→ **Task instructions**:
Copy out all lines of the records in which the word "Index" appears.

[Rows from a figure dataset]
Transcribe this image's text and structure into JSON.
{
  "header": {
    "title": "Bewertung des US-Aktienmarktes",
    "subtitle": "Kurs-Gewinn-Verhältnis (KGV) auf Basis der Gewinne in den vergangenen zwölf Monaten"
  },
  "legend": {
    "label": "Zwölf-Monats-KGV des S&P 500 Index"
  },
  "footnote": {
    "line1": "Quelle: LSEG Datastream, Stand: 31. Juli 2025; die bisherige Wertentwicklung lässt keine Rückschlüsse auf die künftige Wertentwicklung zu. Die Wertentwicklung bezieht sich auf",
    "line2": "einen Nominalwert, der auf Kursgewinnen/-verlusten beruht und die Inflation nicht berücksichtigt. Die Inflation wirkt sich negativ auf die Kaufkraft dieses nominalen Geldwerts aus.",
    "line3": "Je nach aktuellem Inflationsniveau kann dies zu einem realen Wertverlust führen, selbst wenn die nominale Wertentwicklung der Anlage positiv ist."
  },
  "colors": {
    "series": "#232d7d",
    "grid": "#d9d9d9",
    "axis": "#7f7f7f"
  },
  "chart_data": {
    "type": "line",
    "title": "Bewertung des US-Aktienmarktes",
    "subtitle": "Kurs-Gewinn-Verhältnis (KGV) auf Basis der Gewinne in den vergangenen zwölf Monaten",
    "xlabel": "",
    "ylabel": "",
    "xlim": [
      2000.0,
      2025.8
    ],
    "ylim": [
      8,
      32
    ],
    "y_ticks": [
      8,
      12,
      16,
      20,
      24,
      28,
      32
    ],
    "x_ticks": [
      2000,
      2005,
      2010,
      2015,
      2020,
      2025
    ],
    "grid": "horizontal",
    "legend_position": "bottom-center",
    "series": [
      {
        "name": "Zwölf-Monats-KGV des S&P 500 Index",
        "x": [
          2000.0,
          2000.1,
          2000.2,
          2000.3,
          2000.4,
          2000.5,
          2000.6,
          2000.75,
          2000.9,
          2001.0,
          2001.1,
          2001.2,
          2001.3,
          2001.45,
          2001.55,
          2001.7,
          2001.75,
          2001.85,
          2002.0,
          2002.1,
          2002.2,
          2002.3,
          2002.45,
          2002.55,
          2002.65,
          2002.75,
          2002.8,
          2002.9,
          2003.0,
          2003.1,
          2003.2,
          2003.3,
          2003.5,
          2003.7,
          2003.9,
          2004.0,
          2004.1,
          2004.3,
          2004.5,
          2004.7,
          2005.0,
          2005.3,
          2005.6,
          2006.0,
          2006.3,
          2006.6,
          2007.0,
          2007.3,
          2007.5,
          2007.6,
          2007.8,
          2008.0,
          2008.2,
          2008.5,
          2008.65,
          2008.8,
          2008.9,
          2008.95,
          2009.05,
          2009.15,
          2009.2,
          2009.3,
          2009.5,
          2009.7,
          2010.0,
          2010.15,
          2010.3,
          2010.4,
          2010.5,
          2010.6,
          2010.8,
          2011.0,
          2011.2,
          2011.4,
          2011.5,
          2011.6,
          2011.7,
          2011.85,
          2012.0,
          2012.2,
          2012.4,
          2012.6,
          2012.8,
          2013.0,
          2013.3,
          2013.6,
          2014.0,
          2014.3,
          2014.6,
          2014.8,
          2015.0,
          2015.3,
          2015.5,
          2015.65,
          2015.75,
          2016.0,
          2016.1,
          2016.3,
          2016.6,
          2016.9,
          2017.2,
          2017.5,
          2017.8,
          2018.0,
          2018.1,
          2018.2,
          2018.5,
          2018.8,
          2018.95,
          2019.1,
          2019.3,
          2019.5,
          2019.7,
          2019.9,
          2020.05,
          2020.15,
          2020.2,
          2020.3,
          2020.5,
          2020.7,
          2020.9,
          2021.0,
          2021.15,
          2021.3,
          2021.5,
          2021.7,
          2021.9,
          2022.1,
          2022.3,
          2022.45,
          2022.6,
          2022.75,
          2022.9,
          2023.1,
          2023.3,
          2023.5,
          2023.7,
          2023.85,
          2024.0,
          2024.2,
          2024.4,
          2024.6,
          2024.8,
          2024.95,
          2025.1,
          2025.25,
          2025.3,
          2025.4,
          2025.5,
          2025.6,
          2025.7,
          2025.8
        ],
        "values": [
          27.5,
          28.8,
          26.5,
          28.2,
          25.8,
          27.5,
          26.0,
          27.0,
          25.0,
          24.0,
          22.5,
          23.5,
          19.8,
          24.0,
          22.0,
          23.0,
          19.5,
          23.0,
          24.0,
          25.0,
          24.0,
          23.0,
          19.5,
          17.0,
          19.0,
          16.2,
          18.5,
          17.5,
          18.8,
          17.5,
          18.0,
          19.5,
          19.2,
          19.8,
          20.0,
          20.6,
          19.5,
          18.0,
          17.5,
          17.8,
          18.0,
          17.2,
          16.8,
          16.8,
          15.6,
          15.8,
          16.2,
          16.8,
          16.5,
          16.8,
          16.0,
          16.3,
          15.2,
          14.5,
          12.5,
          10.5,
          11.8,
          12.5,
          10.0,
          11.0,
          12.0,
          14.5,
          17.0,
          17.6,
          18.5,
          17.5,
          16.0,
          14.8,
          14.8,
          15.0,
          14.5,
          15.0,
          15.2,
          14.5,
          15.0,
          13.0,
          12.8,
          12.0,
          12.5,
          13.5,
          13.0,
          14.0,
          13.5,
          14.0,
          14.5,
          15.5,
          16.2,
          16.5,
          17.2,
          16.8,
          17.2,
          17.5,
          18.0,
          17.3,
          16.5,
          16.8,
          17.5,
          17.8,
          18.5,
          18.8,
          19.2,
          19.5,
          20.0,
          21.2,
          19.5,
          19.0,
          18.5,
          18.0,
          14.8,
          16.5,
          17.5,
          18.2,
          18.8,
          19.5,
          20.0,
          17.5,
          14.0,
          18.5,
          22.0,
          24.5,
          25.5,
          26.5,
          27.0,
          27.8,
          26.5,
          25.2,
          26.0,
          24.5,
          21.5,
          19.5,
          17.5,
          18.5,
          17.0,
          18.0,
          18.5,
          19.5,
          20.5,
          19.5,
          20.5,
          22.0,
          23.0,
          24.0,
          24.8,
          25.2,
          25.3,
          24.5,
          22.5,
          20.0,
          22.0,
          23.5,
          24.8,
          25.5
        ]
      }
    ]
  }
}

→ **Answer to the exercise**:
    "label": "Zwölf-Monats-KGV des S&P 500 Index"
        "name": "Zwölf-Monats-KGV des S&P 500 Index",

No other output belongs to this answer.